_WRITTEN INSTRUCTION_
Check every line of the entries that follow, and copy the ones containing "Pawtucket".

_MATERIAL SHOWN_
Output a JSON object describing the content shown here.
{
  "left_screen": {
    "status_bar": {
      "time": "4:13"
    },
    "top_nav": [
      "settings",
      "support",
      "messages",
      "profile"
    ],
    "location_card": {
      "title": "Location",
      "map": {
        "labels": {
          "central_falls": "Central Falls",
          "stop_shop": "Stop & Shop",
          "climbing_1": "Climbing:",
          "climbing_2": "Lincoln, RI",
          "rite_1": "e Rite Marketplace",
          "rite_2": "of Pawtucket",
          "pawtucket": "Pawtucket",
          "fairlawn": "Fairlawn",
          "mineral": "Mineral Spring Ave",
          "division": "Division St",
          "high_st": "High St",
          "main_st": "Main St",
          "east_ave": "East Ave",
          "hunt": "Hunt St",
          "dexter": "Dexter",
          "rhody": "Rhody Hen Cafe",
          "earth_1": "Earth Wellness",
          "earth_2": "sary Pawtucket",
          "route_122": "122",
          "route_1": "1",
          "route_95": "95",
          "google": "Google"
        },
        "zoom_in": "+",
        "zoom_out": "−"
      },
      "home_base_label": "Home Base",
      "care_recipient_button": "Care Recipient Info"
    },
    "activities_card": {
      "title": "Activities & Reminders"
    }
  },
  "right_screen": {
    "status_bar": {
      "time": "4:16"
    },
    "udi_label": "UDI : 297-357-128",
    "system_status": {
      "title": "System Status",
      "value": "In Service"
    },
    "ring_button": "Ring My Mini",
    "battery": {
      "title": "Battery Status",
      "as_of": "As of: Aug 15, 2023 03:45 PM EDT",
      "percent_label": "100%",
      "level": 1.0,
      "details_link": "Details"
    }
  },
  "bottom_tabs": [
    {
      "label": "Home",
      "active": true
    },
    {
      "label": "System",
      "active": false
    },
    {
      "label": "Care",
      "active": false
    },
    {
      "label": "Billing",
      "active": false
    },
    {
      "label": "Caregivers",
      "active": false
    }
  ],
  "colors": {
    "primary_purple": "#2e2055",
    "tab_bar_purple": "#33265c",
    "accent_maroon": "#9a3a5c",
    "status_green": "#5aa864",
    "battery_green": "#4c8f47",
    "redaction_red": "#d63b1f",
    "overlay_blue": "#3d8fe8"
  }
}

_ANSWER IN FULL_
          "rite_2": "of Pawtucket",
          "pawtucket": "Pawtucket",
          "earth_2": "sary Pawtucket",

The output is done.